> **Instructions to follow**
Count every line that includes the string "title" in the entries that follow. Nothing besides the number is needed.
━━━━━ Supplied information ━━━━━
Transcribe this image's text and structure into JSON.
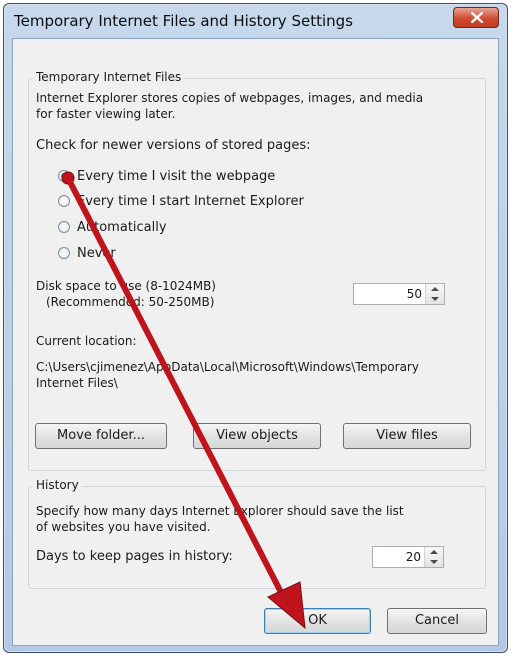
{
  "window": {
    "title": "Temporary Internet Files and History Settings",
    "close_label": "x"
  },
  "temp_files": {
    "group_label": "Temporary Internet Files",
    "description_line1": "Internet Explorer stores copies of webpages, images, and media",
    "description_line2": "for faster viewing later.",
    "check_label": "Check for newer versions of stored pages:",
    "options": [
      {
        "label": "Every time I visit the webpage",
        "checked": true
      },
      {
        "label": "Every time I start Internet Explorer",
        "checked": false
      },
      {
        "label": "Automatically",
        "checked": false
      },
      {
        "label": "Never",
        "checked": false
      }
    ],
    "disk_space_label1": "Disk space to use (8-1024MB)",
    "disk_space_label2": "(Recommended: 50-250MB)",
    "disk_space_value": "50",
    "current_location_label": "Current location:",
    "location_line1": "C:\\Users\\cjimenez\\AppData\\Local\\Microsoft\\Windows\\Temporary",
    "location_line2": "Internet Files\\",
    "buttons": {
      "move_folder": "Move folder...",
      "view_objects": "View objects",
      "view_files": "View files"
    }
  },
  "history": {
    "group_label": "History",
    "description_line1": "Specify how many days Internet Explorer should save the list",
    "description_line2": "of websites you have visited.",
    "days_label": "Days to keep pages in history:",
    "days_value": "20"
  },
  "footer": {
    "ok_label": "OK",
    "cancel_label": "Cancel"
  },
  "annotation": {
    "arrow_color": "#c0141c"
  }
}
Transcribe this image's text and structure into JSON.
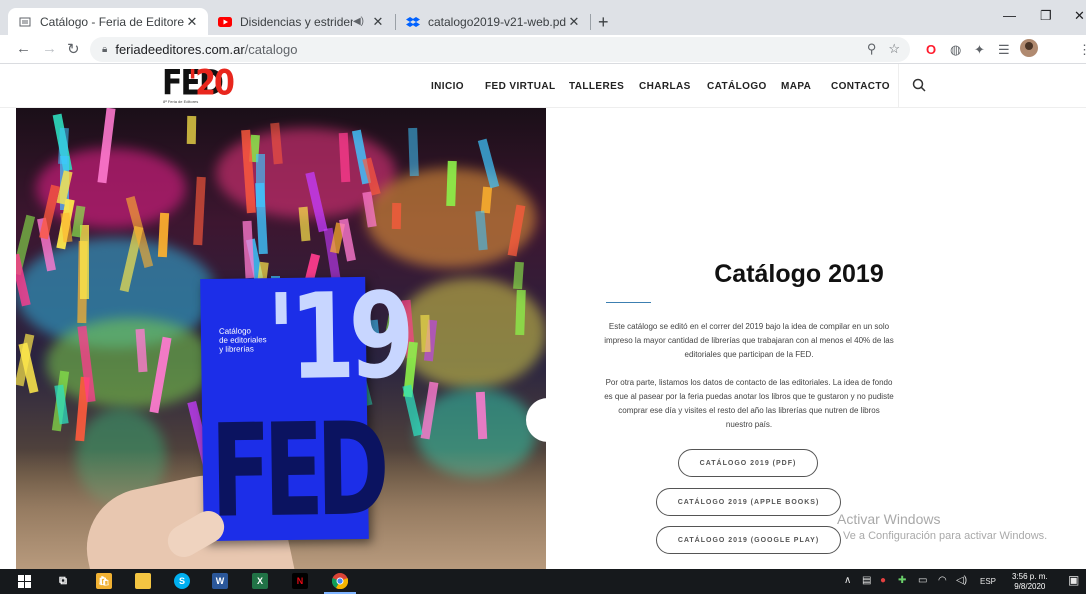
{
  "browser": {
    "tabs": [
      {
        "title": "Catálogo - Feria de Editores",
        "active": true
      },
      {
        "title": "Disidencias y estridencias. La",
        "active": false
      },
      {
        "title": "catalogo2019-v21-web.pdf",
        "active": false
      }
    ],
    "url_domain": "feriadeeditores.com.ar",
    "url_path": "/catalogo"
  },
  "site": {
    "logo_main": "FED",
    "logo_year": "'20",
    "logo_sub": "8ª Feria de Editores",
    "nav": [
      "INICIO",
      "FED VIRTUAL",
      "TALLERES",
      "CHARLAS",
      "CATÁLOGO",
      "MAPA",
      "CONTACTO"
    ]
  },
  "book": {
    "cover_text": "Catálogo\nde editoriales\ny librerías",
    "number": "'19",
    "brand": "FED"
  },
  "main": {
    "title": "Catálogo 2019",
    "paragraph1": "Este catálogo se editó en el correr del 2019 bajo la idea de compilar en un solo impreso la mayor cantidad de librerías que trabajaran con al menos el 40% de las editoriales que participan de la FED.",
    "paragraph2": "Por otra parte, listamos los datos de contacto de las editoriales. La idea de fondo es que al pasear por la feria puedas anotar los libros que te gustaron y no pudiste comprar ese día y visites el resto del año las librerías que nutren de libros nuestro país.",
    "buttons": [
      "CATÁLOGO 2019 (PDF)",
      "CATÁLOGO 2019 (APPLE BOOKS)",
      "CATÁLOGO 2019 (GOOGLE PLAY)"
    ]
  },
  "watermark": {
    "line1": "Activar Windows",
    "line2": "Ve a Configuración para activar Windows."
  },
  "taskbar": {
    "lang": "ESP",
    "time": "3:56 p. m.",
    "date": "9/8/2020"
  },
  "colors": {
    "accent_red": "#e8261d",
    "book_blue": "#1c2ee8",
    "line_blue": "#3c7fb1"
  }
}
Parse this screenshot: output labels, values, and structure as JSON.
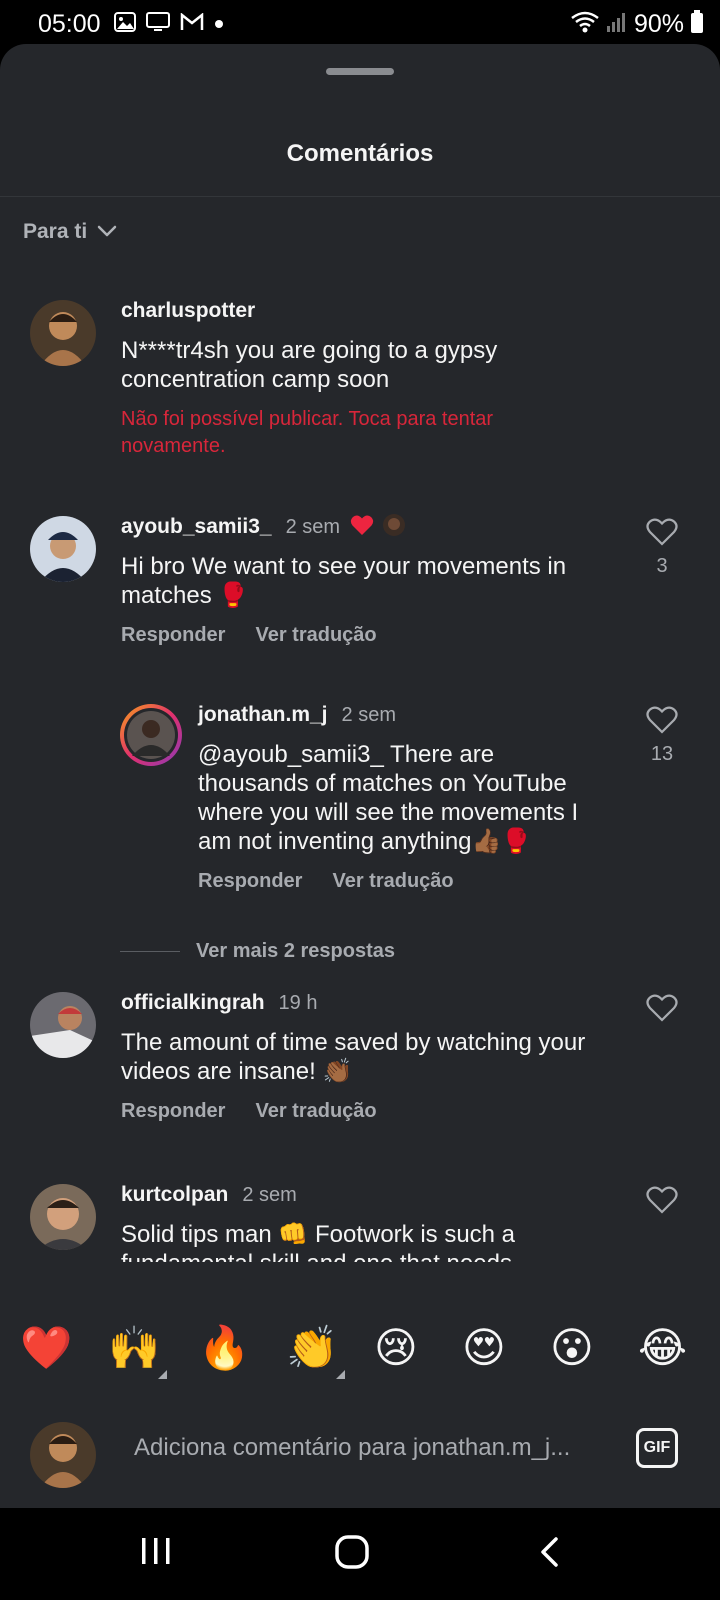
━━━━━
> **Solution**
5